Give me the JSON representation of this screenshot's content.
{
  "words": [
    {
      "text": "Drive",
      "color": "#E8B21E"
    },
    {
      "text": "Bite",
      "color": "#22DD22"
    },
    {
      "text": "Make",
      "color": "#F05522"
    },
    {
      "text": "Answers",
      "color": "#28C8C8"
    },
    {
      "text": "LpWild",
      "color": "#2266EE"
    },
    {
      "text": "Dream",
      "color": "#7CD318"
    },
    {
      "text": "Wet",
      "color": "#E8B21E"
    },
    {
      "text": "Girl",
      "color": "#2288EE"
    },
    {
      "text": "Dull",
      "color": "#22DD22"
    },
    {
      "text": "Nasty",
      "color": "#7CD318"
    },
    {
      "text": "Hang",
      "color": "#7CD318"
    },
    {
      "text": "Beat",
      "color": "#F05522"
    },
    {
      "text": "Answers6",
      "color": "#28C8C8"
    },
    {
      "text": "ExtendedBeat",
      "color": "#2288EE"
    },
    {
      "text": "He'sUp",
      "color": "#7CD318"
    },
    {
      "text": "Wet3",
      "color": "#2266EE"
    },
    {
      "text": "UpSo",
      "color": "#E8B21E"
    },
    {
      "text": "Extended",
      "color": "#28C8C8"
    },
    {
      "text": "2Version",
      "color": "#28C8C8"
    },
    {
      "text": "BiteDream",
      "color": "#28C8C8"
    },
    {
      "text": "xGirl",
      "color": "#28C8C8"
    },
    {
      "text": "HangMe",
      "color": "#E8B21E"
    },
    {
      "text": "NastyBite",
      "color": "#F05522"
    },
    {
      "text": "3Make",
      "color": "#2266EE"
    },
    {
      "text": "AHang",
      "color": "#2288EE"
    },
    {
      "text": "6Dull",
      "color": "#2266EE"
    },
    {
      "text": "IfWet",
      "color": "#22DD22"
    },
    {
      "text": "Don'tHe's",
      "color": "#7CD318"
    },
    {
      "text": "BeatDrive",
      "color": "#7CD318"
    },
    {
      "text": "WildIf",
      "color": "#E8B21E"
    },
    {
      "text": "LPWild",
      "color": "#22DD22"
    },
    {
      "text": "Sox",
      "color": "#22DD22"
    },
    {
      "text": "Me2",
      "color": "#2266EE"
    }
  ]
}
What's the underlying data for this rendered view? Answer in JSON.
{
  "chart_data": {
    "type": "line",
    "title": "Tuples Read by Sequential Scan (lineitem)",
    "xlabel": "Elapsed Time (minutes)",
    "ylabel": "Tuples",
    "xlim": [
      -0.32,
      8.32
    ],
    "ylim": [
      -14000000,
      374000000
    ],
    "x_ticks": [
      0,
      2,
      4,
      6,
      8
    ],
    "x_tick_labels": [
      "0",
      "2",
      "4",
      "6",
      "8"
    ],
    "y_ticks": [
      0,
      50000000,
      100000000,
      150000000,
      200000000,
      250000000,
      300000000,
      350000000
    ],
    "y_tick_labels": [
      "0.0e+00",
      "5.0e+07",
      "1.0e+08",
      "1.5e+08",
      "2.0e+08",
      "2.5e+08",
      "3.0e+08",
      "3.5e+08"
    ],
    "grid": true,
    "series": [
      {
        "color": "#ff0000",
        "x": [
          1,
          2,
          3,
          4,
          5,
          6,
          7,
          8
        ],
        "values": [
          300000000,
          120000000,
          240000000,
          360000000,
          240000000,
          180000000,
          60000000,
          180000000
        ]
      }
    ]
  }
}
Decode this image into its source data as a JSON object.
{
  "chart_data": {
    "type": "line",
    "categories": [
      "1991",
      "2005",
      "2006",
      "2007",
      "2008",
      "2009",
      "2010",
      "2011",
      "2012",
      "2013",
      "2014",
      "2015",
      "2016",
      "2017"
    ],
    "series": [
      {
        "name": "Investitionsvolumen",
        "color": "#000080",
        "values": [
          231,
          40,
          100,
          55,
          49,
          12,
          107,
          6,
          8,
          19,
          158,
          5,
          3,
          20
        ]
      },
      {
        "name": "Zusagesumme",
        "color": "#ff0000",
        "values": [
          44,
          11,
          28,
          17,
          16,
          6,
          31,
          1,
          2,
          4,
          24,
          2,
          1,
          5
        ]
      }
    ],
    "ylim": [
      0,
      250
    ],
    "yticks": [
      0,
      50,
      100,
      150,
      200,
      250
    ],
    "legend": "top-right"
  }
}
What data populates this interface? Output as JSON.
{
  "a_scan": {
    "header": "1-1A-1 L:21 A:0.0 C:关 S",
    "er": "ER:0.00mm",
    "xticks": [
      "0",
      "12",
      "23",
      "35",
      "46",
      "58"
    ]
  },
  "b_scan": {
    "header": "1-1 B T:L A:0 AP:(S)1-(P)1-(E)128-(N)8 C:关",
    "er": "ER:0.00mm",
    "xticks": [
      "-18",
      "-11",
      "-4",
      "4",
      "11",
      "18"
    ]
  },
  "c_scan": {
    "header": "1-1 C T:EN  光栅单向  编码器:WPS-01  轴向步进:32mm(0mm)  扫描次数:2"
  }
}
• • • •
■ **What is required**
Show every line from the entries above in which the word "this" appears.

■ **Exercise result**
Give me the JSON representation of this screenshot's content.
What's the underlying data for this rendered view? Answer in JSON.
Decode this image into its source data as a JSON object.
What data populates this interface? Output as JSON.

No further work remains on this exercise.